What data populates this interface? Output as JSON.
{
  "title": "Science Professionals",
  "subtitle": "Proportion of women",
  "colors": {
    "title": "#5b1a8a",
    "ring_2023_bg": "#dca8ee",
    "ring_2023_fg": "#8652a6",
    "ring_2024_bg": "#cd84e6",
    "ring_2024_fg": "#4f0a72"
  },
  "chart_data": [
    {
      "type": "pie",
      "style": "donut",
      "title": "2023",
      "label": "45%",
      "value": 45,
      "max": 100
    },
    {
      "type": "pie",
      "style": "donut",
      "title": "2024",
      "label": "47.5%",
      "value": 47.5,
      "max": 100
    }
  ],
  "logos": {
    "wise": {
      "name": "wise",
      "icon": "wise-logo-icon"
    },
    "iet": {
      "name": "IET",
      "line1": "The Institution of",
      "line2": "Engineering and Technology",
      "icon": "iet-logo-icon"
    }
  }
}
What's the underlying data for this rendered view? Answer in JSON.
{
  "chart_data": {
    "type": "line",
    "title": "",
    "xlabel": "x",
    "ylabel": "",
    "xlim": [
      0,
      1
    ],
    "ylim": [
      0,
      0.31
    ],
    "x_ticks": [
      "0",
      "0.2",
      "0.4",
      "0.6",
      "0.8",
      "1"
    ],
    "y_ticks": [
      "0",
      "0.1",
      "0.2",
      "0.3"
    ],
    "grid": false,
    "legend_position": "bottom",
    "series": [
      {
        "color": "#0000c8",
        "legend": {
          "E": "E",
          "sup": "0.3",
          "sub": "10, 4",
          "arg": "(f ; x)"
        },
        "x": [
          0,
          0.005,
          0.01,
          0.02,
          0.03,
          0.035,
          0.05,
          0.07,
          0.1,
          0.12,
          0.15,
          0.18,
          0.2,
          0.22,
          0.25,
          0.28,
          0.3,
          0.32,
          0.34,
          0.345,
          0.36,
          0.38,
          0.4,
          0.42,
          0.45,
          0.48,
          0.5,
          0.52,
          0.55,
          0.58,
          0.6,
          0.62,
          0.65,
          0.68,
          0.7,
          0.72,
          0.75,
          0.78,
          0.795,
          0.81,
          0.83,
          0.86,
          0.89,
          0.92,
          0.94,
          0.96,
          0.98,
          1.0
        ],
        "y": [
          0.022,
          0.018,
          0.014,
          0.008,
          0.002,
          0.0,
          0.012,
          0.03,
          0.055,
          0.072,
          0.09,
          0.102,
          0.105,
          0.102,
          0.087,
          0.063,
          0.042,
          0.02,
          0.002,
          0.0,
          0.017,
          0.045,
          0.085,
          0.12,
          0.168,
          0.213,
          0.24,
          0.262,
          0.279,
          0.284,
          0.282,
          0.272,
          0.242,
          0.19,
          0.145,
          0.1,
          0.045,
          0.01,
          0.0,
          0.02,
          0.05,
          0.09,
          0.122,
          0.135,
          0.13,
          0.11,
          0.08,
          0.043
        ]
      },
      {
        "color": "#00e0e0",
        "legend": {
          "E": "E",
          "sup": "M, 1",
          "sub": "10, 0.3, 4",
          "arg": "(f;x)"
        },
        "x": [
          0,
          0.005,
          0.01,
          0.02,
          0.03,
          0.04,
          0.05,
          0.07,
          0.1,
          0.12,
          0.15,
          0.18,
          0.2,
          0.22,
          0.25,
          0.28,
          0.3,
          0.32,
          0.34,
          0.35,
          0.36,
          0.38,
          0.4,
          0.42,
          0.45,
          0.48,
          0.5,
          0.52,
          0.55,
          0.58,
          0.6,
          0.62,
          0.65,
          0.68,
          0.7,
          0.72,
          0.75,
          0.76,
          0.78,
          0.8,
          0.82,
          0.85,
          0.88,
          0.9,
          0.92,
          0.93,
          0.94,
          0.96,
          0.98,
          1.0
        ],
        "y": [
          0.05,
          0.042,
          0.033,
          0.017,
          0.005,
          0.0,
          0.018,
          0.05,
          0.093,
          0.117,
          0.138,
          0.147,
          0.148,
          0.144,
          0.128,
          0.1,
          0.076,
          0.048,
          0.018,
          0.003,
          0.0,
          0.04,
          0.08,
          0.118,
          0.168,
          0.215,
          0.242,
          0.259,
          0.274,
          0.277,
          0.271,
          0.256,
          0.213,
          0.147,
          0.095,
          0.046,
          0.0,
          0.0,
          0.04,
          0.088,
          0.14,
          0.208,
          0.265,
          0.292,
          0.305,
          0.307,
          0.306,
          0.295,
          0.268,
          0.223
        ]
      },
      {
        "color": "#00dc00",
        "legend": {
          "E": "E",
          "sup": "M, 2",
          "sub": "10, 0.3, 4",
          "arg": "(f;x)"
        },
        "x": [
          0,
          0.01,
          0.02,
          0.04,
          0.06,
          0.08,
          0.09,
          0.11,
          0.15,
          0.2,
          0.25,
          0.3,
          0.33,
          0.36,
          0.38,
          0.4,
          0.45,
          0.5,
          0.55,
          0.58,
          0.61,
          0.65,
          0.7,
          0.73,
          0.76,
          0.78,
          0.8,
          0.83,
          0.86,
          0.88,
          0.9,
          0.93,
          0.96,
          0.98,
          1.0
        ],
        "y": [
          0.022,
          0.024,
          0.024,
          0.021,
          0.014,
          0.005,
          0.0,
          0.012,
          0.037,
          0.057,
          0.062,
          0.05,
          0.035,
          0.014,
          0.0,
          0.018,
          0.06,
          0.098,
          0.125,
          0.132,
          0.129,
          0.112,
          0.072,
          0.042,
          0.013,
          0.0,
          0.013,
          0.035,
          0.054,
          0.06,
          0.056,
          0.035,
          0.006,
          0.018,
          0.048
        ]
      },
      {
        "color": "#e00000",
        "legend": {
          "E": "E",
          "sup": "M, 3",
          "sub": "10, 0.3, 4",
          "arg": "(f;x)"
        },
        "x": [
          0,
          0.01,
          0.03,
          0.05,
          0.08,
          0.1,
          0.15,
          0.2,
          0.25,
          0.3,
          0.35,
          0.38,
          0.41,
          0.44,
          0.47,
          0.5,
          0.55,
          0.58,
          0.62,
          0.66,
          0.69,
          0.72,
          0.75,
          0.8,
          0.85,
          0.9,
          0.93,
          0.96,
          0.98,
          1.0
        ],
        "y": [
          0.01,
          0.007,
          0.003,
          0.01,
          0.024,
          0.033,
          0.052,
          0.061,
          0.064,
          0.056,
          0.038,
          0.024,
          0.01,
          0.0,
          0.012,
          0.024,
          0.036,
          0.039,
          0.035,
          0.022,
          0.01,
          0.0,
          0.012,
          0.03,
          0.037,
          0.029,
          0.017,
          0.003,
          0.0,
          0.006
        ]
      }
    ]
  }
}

•••••

_WHAT YOU WILL DO:_ Work out the count of lines containing the word "icon", then write only that count.

_TASK SOLUTION:_ 2